[Recorded data]

-- Begin --

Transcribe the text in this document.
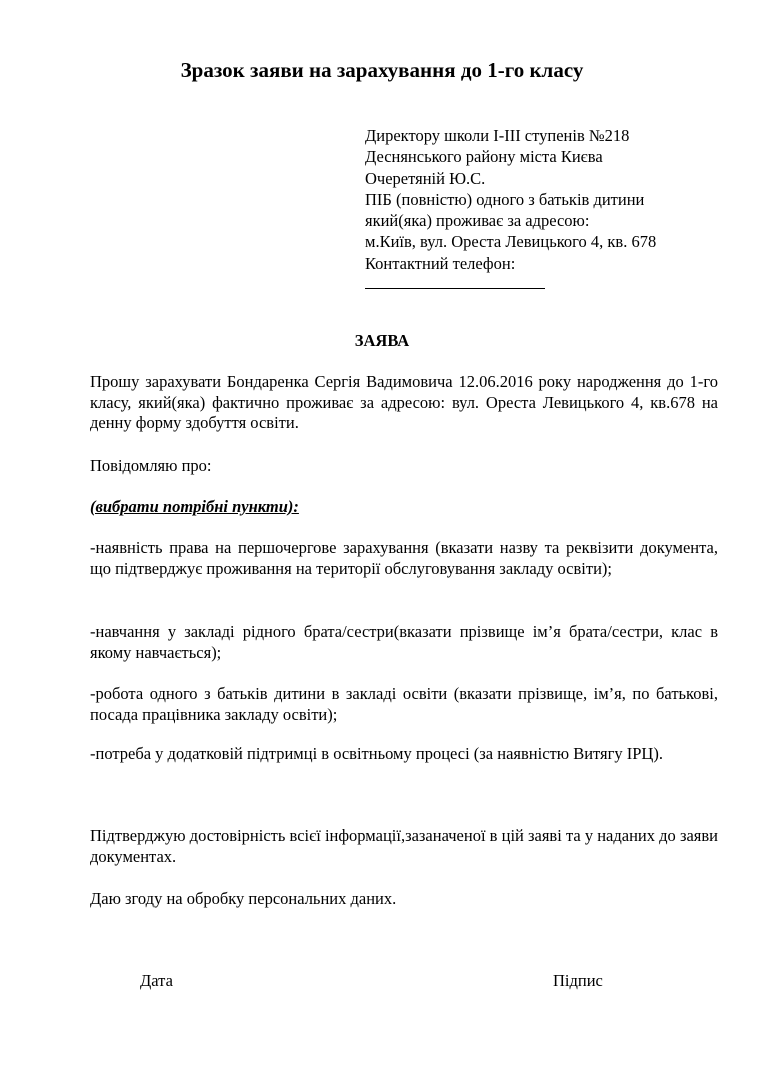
Зразок заяви на зарахування до 1-го класу
Директору школи І-ІІІ ступенів №218
Деснянського району міста Києва
Очеретяній Ю.С.
ПІБ (повністю) одного з батьків дитини
який(яка) проживає за адресою:
м.Київ, вул. Ореста Левицького 4, кв. 678
Контактний телефон:
ЗАЯВА
Прошу зарахувати Бондаренка Сергія Вадимовича 12.06.2016 року народження до 1-го класу, який(яка) фактично проживає за адресою: вул. Ореста Левицького 4, кв.678 на денну форму здобуття освіти.
Повідомляю про:
(вибрати потрібні пункти):
-наявність права на першочергове зарахування (вказати назву та реквізити документа, що підтверджує проживання на території обслуговування закладу освіти);
-навчання у закладі рідного брата/сестри(вказати прізвище ім’я брата/сестри, клас в якому навчається);
-робота одного з батьків дитини в закладі освіти (вказати прізвище, ім’я, по батькові, посада працівника закладу освіти);
-потреба у додатковій підтримці в освітньому процесі (за наявністю Витягу ІРЦ).
Підтверджую достовірність всієї інформації,зазаначеної в цій заяві та у наданих до заяви документах.
Даю згоду на обробку персональних даних.
Дата	Підпис
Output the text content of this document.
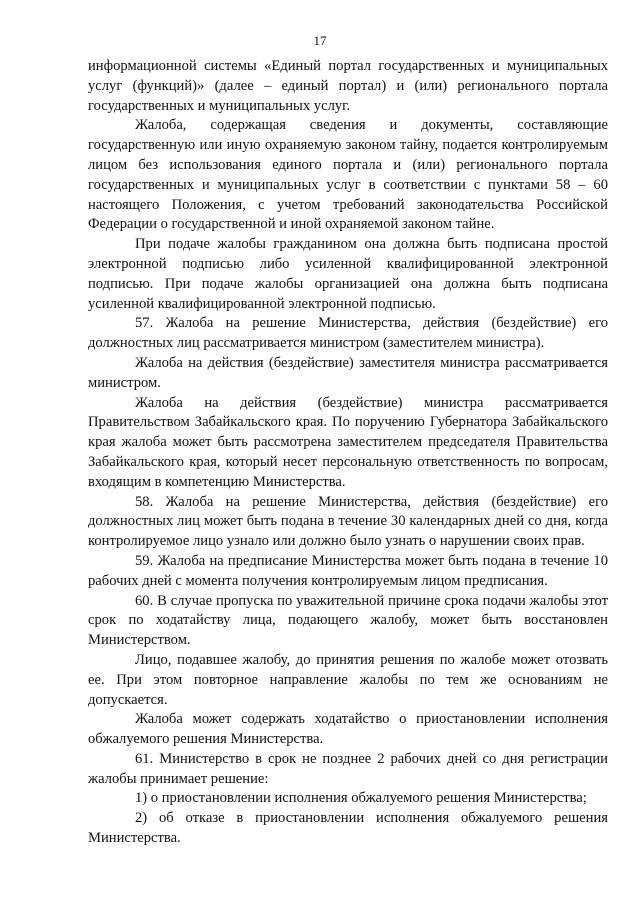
17

информационной системы «Единый портал государственных и муниципальных услуг (функций)» (далее – единый портал) и (или) регионального портала государственных и муниципальных услуг.

Жалоба, содержащая сведения и документы, составляющие государственную или иную охраняемую законом тайну, подается контролируемым лицом без использования единого портала и (или) регионального портала государственных и муниципальных услуг в соответствии с пунктами 58 – 60 настоящего Положения, с учетом требований законодательства Российской Федерации о государственной и иной охраняемой законом тайне.

При подаче жалобы гражданином она должна быть подписана простой электронной подписью либо усиленной квалифицированной электронной подписью. При подаче жалобы организацией она должна быть подписана усиленной квалифицированной электронной подписью.

57. Жалоба на решение Министерства, действия (бездействие) его должностных лиц рассматривается министром (заместителем министра).

Жалоба на действия (бездействие) заместителя министра рассматривается министром.

Жалоба на действия (бездействие) министра рассматривается Правительством Забайкальского края. По поручению Губернатора Забайкальского края жалоба может быть рассмотрена заместителем председателя Правительства Забайкальского края, который несет персональную ответственность по вопросам, входящим в компетенцию Министерства.

58. Жалоба на решение Министерства, действия (бездействие) его должностных лиц может быть подана в течение 30 календарных дней со дня, когда контролируемое лицо узнало или должно было узнать о нарушении своих прав.

59. Жалоба на предписание Министерства может быть подана в течение 10 рабочих дней с момента получения контролируемым лицом предписания.

60. В случае пропуска по уважительной причине срока подачи жалобы этот срок по ходатайству лица, подающего жалобу, может быть восстановлен Министерством.

Лицо, подавшее жалобу, до принятия решения по жалобе может отозвать ее. При этом повторное направление жалобы по тем же основаниям не допускается.

Жалоба может содержать ходатайство о приостановлении исполнения обжалуемого решения Министерства.

61. Министерство в срок не позднее 2 рабочих дней со дня регистрации жалобы принимает решение:

1) о приостановлении исполнения обжалуемого решения Министерства;

2) об отказе в приостановлении исполнения обжалуемого решения Министерства.
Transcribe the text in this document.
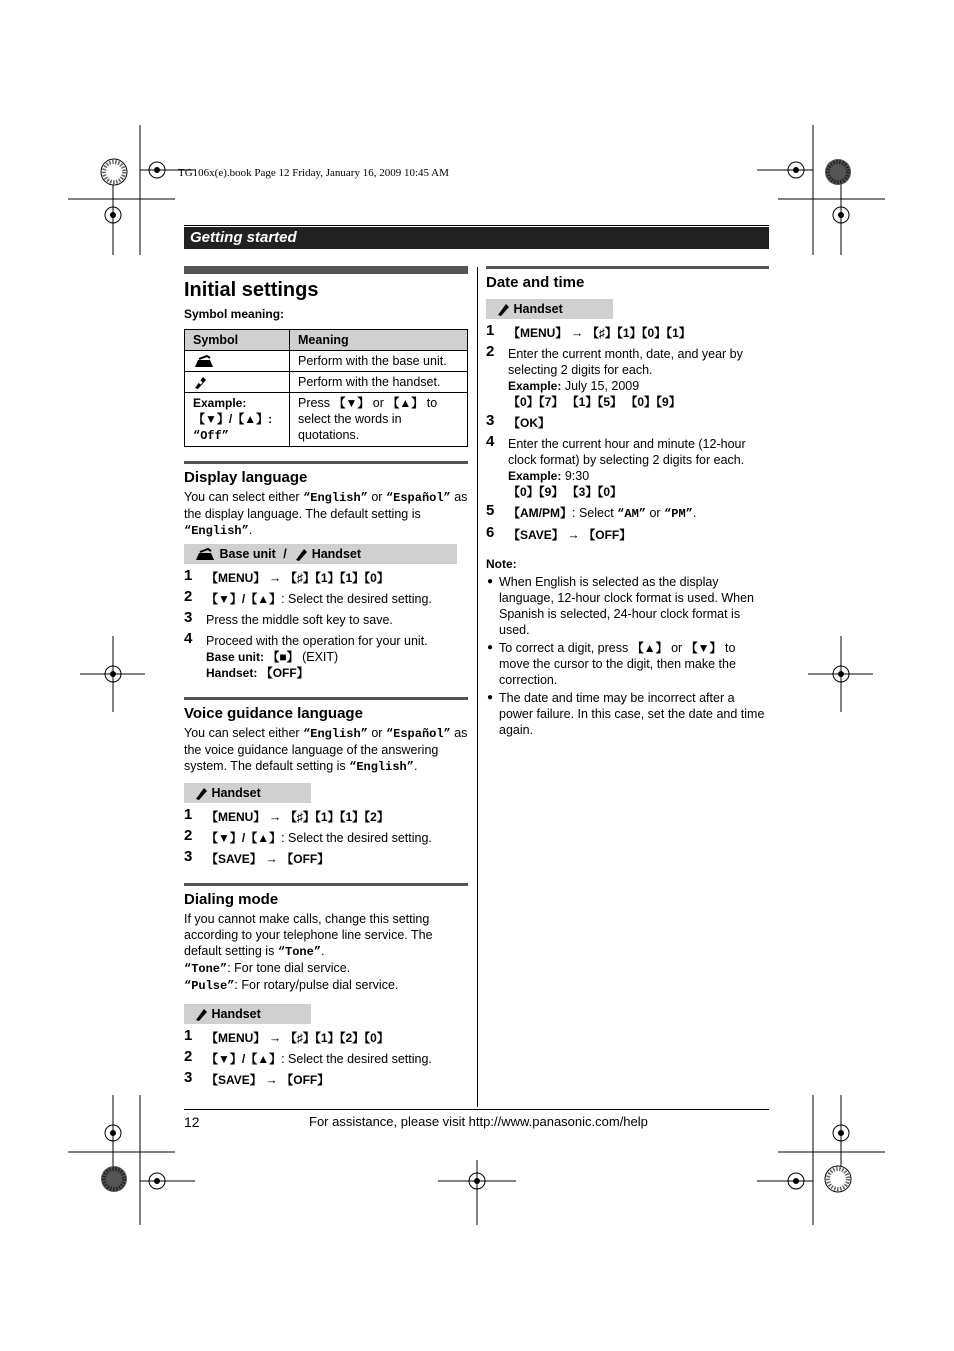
TG106x(e).book Page 12 Friday, January 16, 2009 10:45 AM
Getting started
Initial settings
Symbol meaning:
Symbol	Meaning
	Perform with the base unit.
	Perform with the handset.
Example:
【▼】/【▲】: “Off”	Press 【▼】 or 【▲】 to select the words in quotations.
Display language
You can select either “English” or “Español” as the display language. The default setting is “English”.
Base unit / Handset
1 【MENU】 → 【♯】【1】【1】【0】
2 【▼】/【▲】: Select the desired setting.
3 Press the middle soft key to save.
4 Proceed with the operation for your unit.
Base unit: 【■】 (EXIT)
Handset: 【OFF】
Voice guidance language
You can select either “English” or “Español” as the voice guidance language of the answering system. The default setting is “English”.
Handset
1 【MENU】 → 【♯】【1】【1】【2】
2 【▼】/【▲】: Select the desired setting.
3 【SAVE】 → 【OFF】
Dialing mode
If you cannot make calls, change this setting according to your telephone line service. The default setting is “Tone”.
“Tone”: For tone dial service.
“Pulse”: For rotary/pulse dial service.
Handset
1 【MENU】 → 【♯】【1】【2】【0】
2 【▼】/【▲】: Select the desired setting.
3 【SAVE】 → 【OFF】
Date and time
Handset
1 【MENU】 → 【♯】【1】【0】【1】
2 Enter the current month, date, and year by selecting 2 digits for each.
Example: July 15, 2009
【0】【7】 【1】【5】 【0】【9】
3 【OK】
4 Enter the current hour and minute (12-hour clock format) by selecting 2 digits for each.
Example: 9:30
【0】【9】 【3】【0】
5 【AM/PM】: Select “AM” or “PM”.
6 【SAVE】 → 【OFF】
Note:
● When English is selected as the display language, 12-hour clock format is used. When Spanish is selected, 24-hour clock format is used.
● To correct a digit, press 【▲】 or 【▼】 to move the cursor to the digit, then make the correction.
● The date and time may be incorrect after a power failure. In this case, set the date and time again.
12	For assistance, please visit http://www.panasonic.com/help
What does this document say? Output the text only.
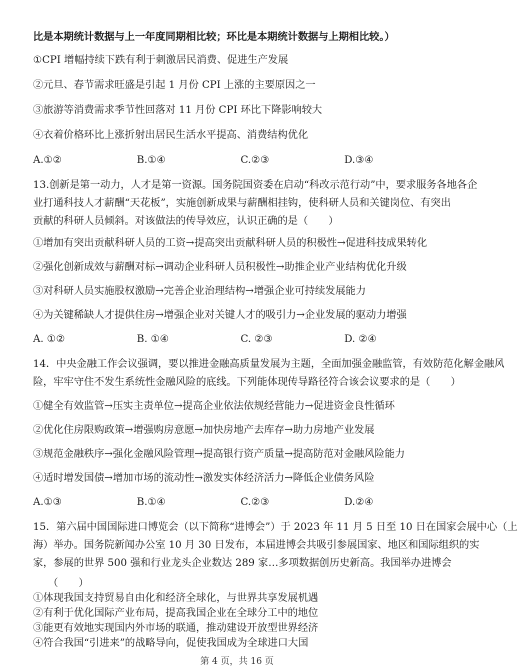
比是本期统计数据与上一年度同期相比较；环比是本期统计数据与上期相比较。）
①CPI 增幅持续下跌有利于刺激居民消费、促进生产发展
②元旦、春节需求旺盛是引起 1 月份 CPI 上涨的主要原因之一
③旅游等消费需求季节性回落对 11 月份 CPI 环比下降影响较大
④衣着价格环比上涨折射出居民生活水平提高、消费结构优化
A.①②	B.①④	C.②③	D.③④
13.创新是第一动力，人才是第一资源。国务院国资委在启动“科改示范行动”中，要求服务各地各企
业打通科技人才薪酬“天花板”，实施创新成果与薪酬相挂钩，使科研人员和关键岗位、有突出
贡献的科研人员倾斜。对该做法的传导效应，认识正确的是（　　）
①增加有突出贡献科研人员的工资→提高突出贡献科研人员的积极性→促进科技成果转化
②强化创新成效与薪酬对标→调动企业科研人员积极性→助推企业产业结构优化升级
③对科研人员实施股权激励→完善企业治理结构→增强企业可持续发展能力
④为关键稀缺人才提供住房→增强企业对关键人才的吸引力→企业发展的驱动力增强
A. ①②	B. ①④	C. ②③	D. ②④
14．中央金融工作会议强调，要以推进金融高质量发展为主题，全面加强金融监管，有效防范化解金融风
险，牢牢守住不发生系统性金融风险的底线。下列能体现传导路径符合该会议要求的是（　　）
①健全有效监管→压实主责单位→提高企业依法依规经营能力→促进资金良性循环
②优化住房限购政策→增强购房意愿→加快房地产去库存→助力房地产业发展
③规范金融秩序→强化金融风险管理→提高银行资产质量→提高防范对金融风险能力
④适时增发国债→增加市场的流动性→激发实体经济活力→降低企业债务风险
A.①③	B.①④	C.②③	D.②④
15．第六届中国国际进口博览会（以下简称“进博会”）于 2023 年 11 月 5 日至 10 日在国家会展中心（上
海）举办。国务院新闻办公室 10 月 30 日发布，本届进博会共吸引参展国家、地区和国际组织的实
家，参展的世界 500 强和行业龙头企业数达 289 家…多项数据创历史新高。我国举办进博会
（　　）
①体现我国支持贸易自由化和经济全球化，与世界共享发展机遇
②有利于优化国际产业布局，提高我国企业在全球分工中的地位
第 4 页，共 16 页
③能更有效地实现国内外市场的联通，推动建设开放型世界经济
④符合我国“引进来”的战略导向，促使我国成为全球进口大国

-- End --

→ WRITTEN EXERCISE: Give an exact copy of the material, leaving out every picture.

→ ANSWER FOR THIS EXERCISE:
Transcribe the text in this document.
Зразок заяви на зарахування до 1-го класу
Директору школи І-ІІІ ступенів №218
Деснянського району міста Києва
Очеретяній Ю.С.
ПІБ (повністю) одного з батьків дитини
який(яка) проживає за адресою:
м.Київ, вул. Ореста Левицького 4, кв. 678
Контактний телефон:
ЗАЯВА
Прошу зарахувати Бондаренка Сергія Вадимовича 12.06.2016 року народження до 1-го класу, який(яка) фактично проживає за адресою: вул. Ореста Левицького 4, кв.678 на денну форму здобуття освіти.
Повідомляю про:
(вибрати потрібні пункти):
-наявність права на першочергове зарахування (вказати назву та реквізити документа, що підтверджує проживання на території обслуговування закладу освіти);
-навчання у закладі рідного брата/сестри(вказати прізвище ім’я брата/сестри, клас в якому навчається);
-робота одного з батьків дитини в закладі освіти (вказати прізвище, ім’я, по батькові, посада працівника закладу освіти);
-потреба у додатковій підтримці в освітньому процесі (за наявністю Витягу ІРЦ).
Підтверджую достовірність всієї інформації,зазаначеної в цій заяві та у наданих до заяви документах.
Даю згоду на обробку персональних даних.
Дата	Підпис
Output the text content of this document.
17

информационной системы «Единый портал государственных и муниципальных услуг (функций)» (далее – единый портал) и (или) регионального портала государственных и муниципальных услуг.

Жалоба, содержащая сведения и документы, составляющие государственную или иную охраняемую законом тайну, подается контролируемым лицом без использования единого портала и (или) регионального портала государственных и муниципальных услуг в соответствии с пунктами 58 – 60 настоящего Положения, с учетом требований законодательства Российской Федерации о государственной и иной охраняемой законом тайне.

При подаче жалобы гражданином она должна быть подписана простой электронной подписью либо усиленной квалифицированной электронной подписью. При подаче жалобы организацией она должна быть подписана усиленной квалифицированной электронной подписью.

57. Жалоба на решение Министерства, действия (бездействие) его должностных лиц рассматривается министром (заместителем министра).

Жалоба на действия (бездействие) заместителя министра рассматривается министром.

Жалоба на действия (бездействие) министра рассматривается Правительством Забайкальского края. По поручению Губернатора Забайкальского края жалоба может быть рассмотрена заместителем председателя Правительства Забайкальского края, который несет персональную ответственность по вопросам, входящим в компетенцию Министерства.

58. Жалоба на решение Министерства, действия (бездействие) его должностных лиц может быть подана в течение 30 календарных дней со дня, когда контролируемое лицо узнало или должно было узнать о нарушении своих прав.

59. Жалоба на предписание Министерства может быть подана в течение 10 рабочих дней с момента получения контролируемым лицом предписания.

60. В случае пропуска по уважительной причине срока подачи жалобы этот срок по ходатайству лица, подающего жалобу, может быть восстановлен Министерством.

Лицо, подавшее жалобу, до принятия решения по жалобе может отозвать ее. При этом повторное направление жалобы по тем же основаниям не допускается.

Жалоба может содержать ходатайство о приостановлении исполнения обжалуемого решения Министерства.

61. Министерство в срок не позднее 2 рабочих дней со дня регистрации жалобы принимает решение:

1) о приостановлении исполнения обжалуемого решения Министерства;

2) об отказе в приостановлении исполнения обжалуемого решения Министерства.
Transcribe the text in this document.
TG106x(e).book Page 12 Friday, January 16, 2009 10:45 AM
Getting started
Initial settings
Symbol meaning:
Symbol	Meaning
	Perform with the base unit.
	Perform with the handset.
Example:
【▼】/【▲】: “Off”	Press 【▼】 or 【▲】 to select the words in quotations.
Display language
You can select either “English” or “Español” as the display language. The default setting is “English”.
Base unit / Handset
1 【MENU】 → 【♯】【1】【1】【0】
2 【▼】/【▲】: Select the desired setting.
3 Press the middle soft key to save.
4 Proceed with the operation for your unit.
Base unit: 【■】 (EXIT)
Handset: 【OFF】
Voice guidance language
You can select either “English” or “Español” as the voice guidance language of the answering system. The default setting is “English”.
Handset
1 【MENU】 → 【♯】【1】【1】【2】
2 【▼】/【▲】: Select the desired setting.
3 【SAVE】 → 【OFF】
Dialing mode
If you cannot make calls, change this setting according to your telephone line service. The default setting is “Tone”.
“Tone”: For tone dial service.
“Pulse”: For rotary/pulse dial service.
Handset
1 【MENU】 → 【♯】【1】【2】【0】
2 【▼】/【▲】: Select the desired setting.
3 【SAVE】 → 【OFF】
Date and time
Handset
1 【MENU】 → 【♯】【1】【0】【1】
2 Enter the current month, date, and year by selecting 2 digits for each.
Example: July 15, 2009
【0】【7】 【1】【5】 【0】【9】
3 【OK】
4 Enter the current hour and minute (12-hour clock format) by selecting 2 digits for each.
Example: 9:30
【0】【9】 【3】【0】
5 【AM/PM】: Select “AM” or “PM”.
6 【SAVE】 → 【OFF】
Note:
● When English is selected as the display language, 12-hour clock format is used. When Spanish is selected, 24-hour clock format is used.
● To correct a digit, press 【▲】 or 【▼】 to move the cursor to the digit, then make the correction.
● The date and time may be incorrect after a power failure. In this case, set the date and time again.
12	For assistance, please visit http://www.panasonic.com/help
What does this document say? Output the text only.
比是本期统计数据与上一年度同期相比较；环比是本期统计数据与上期相比较。）
①CPI 增幅持续下跌有利于刺激居民消费、促进生产发展
②元旦、春节需求旺盛是引起 1 月份 CPI 上涨的主要原因之一
③旅游等消费需求季节性回落对 11 月份 CPI 环比下降影响较大
④衣着价格环比上涨折射出居民生活水平提高、消费结构优化
A.①②	B.①④	C.②③	D.③④
13.创新是第一动力，人才是第一资源。国务院国资委在启动“科改示范行动”中，要求服务各地各企
业打通科技人才薪酬“天花板”，实施创新成果与薪酬相挂钩，使科研人员和关键岗位、有突出
贡献的科研人员倾斜。对该做法的传导效应，认识正确的是（　　）
①增加有突出贡献科研人员的工资→提高突出贡献科研人员的积极性→促进科技成果转化
②强化创新成效与薪酬对标→调动企业科研人员积极性→助推企业产业结构优化升级
③对科研人员实施股权激励→完善企业治理结构→增强企业可持续发展能力
④为关键稀缺人才提供住房→增强企业对关键人才的吸引力→企业发展的驱动力增强
A. ①②	B. ①④	C. ②③	D. ②④
14．中央金融工作会议强调，要以推进金融高质量发展为主题，全面加强金融监管，有效防范化解金融风
险，牢牢守住不发生系统性金融风险的底线。下列能体现传导路径符合该会议要求的是（　　）
①健全有效监管→压实主责单位→提高企业依法依规经营能力→促进资金良性循环
②优化住房限购政策→增强购房意愿→加快房地产去库存→助力房地产业发展
③规范金融秩序→强化金融风险管理→提高银行资产质量→提高防范对金融风险能力
④适时增发国债→增加市场的流动性→激发实体经济活力→降低企业债务风险
A.①③	B.①④	C.②③	D.②④
15．第六届中国国际进口博览会（以下简称“进博会”）于 2023 年 11 月 5 日至 10 日在国家会展中心（上
海）举办。国务院新闻办公室 10 月 30 日发布，本届进博会共吸引参展国家、地区和国际组织的实
家，参展的世界 500 强和行业龙头企业数达 289 家…多项数据创历史新高。我国举办进博会
（　　）
①体现我国支持贸易自由化和经济全球化，与世界共享发展机遇
②有利于优化国际产业布局，提高我国企业在全球分工中的地位
第 4 页，共 16 页
③能更有效地实现国内外市场的联通，推动建设开放型世界经济
④符合我国“引进来”的战略导向，促使我国成为全球进口大国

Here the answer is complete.